**Task brief:**
Repeat the material verbatim and drop the pictures.

**Extracts from a graphics dataset:**
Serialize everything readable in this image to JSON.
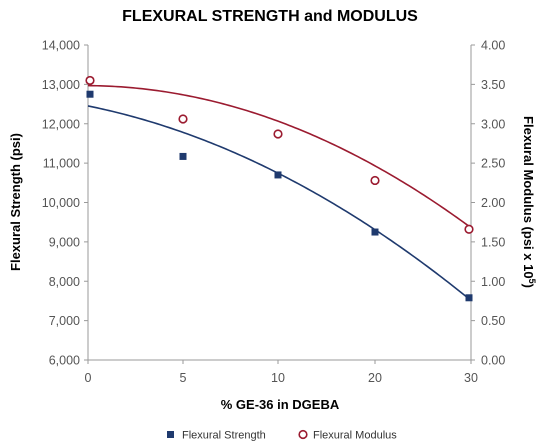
{
  "chart_data": {
    "type": "scatter",
    "title": "FLEXURAL STRENGTH and MODULUS",
    "xlabel": "% GE-36 in DGEBA",
    "ylabel_left": "Flexural Strength (psi)",
    "ylabel_right_main": "Flexural Modulus (psi x 10",
    "ylabel_right_sup": "5",
    "ylabel_right_end": ")",
    "x_categories": [
      "0",
      "5",
      "10",
      "20",
      "30"
    ],
    "y_left": {
      "range": [
        6000,
        14000
      ],
      "ticks": [
        "14,000",
        "13,000",
        "12,000",
        "11,000",
        "10,000",
        "9,000",
        "8,000",
        "7,000",
        "6,000"
      ],
      "tick_values": [
        14000,
        13000,
        12000,
        11000,
        10000,
        9000,
        8000,
        7000,
        6000
      ]
    },
    "y_right": {
      "range": [
        0,
        4
      ],
      "ticks": [
        "4.00",
        "3.50",
        "3.00",
        "2.50",
        "2.00",
        "1.50",
        "1.00",
        "0.50",
        "0.00"
      ],
      "tick_values": [
        4.0,
        3.5,
        3.0,
        2.5,
        2.0,
        1.5,
        1.0,
        0.5,
        0.0
      ]
    },
    "series": [
      {
        "name": "Flexural Strength",
        "axis": "left",
        "marker": "square",
        "color": "#1f3a6e",
        "x": [
          "0",
          "5",
          "10",
          "20",
          "30"
        ],
        "y": [
          12750,
          11170,
          10700,
          9250,
          7580
        ],
        "trendline": {
          "kind": "quadratic",
          "y": [
            12500,
            11650,
            10850,
            9300,
            7500
          ]
        }
      },
      {
        "name": "Flexural Modulus",
        "axis": "right",
        "marker": "circle",
        "color": "#9b1b30",
        "x": [
          "0",
          "5",
          "10",
          "20",
          "30"
        ],
        "y": [
          3.55,
          3.06,
          2.87,
          2.28,
          1.66
        ],
        "trendline": {
          "kind": "quadratic",
          "y": [
            3.5,
            3.32,
            3.08,
            2.45,
            1.68
          ]
        }
      }
    ],
    "grid": false,
    "legend": "bottom"
  }
}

**Result below:**
Serialize everything readable in this image to JSON.
{
  "chart_data": {
    "type": "scatter",
    "title": "FLEXURAL STRENGTH and MODULUS",
    "xlabel": "% GE-36 in DGEBA",
    "ylabel_left": "Flexural Strength (psi)",
    "ylabel_right_main": "Flexural Modulus (psi x 10",
    "ylabel_right_sup": "5",
    "ylabel_right_end": ")",
    "x_categories": [
      "0",
      "5",
      "10",
      "20",
      "30"
    ],
    "y_left": {
      "range": [
        6000,
        14000
      ],
      "ticks": [
        "14,000",
        "13,000",
        "12,000",
        "11,000",
        "10,000",
        "9,000",
        "8,000",
        "7,000",
        "6,000"
      ],
      "tick_values": [
        14000,
        13000,
        12000,
        11000,
        10000,
        9000,
        8000,
        7000,
        6000
      ]
    },
    "y_right": {
      "range": [
        0,
        4
      ],
      "ticks": [
        "4.00",
        "3.50",
        "3.00",
        "2.50",
        "2.00",
        "1.50",
        "1.00",
        "0.50",
        "0.00"
      ],
      "tick_values": [
        4.0,
        3.5,
        3.0,
        2.5,
        2.0,
        1.5,
        1.0,
        0.5,
        0.0
      ]
    },
    "series": [
      {
        "name": "Flexural Strength",
        "axis": "left",
        "marker": "square",
        "color": "#1f3a6e",
        "x": [
          "0",
          "5",
          "10",
          "20",
          "30"
        ],
        "y": [
          12750,
          11170,
          10700,
          9250,
          7580
        ],
        "trendline": {
          "kind": "quadratic",
          "y": [
            12500,
            11650,
            10850,
            9300,
            7500
          ]
        }
      },
      {
        "name": "Flexural Modulus",
        "axis": "right",
        "marker": "circle",
        "color": "#9b1b30",
        "x": [
          "0",
          "5",
          "10",
          "20",
          "30"
        ],
        "y": [
          3.55,
          3.06,
          2.87,
          2.28,
          1.66
        ],
        "trendline": {
          "kind": "quadratic",
          "y": [
            3.5,
            3.32,
            3.08,
            2.45,
            1.68
          ]
        }
      }
    ],
    "grid": false,
    "legend": "bottom"
  }
}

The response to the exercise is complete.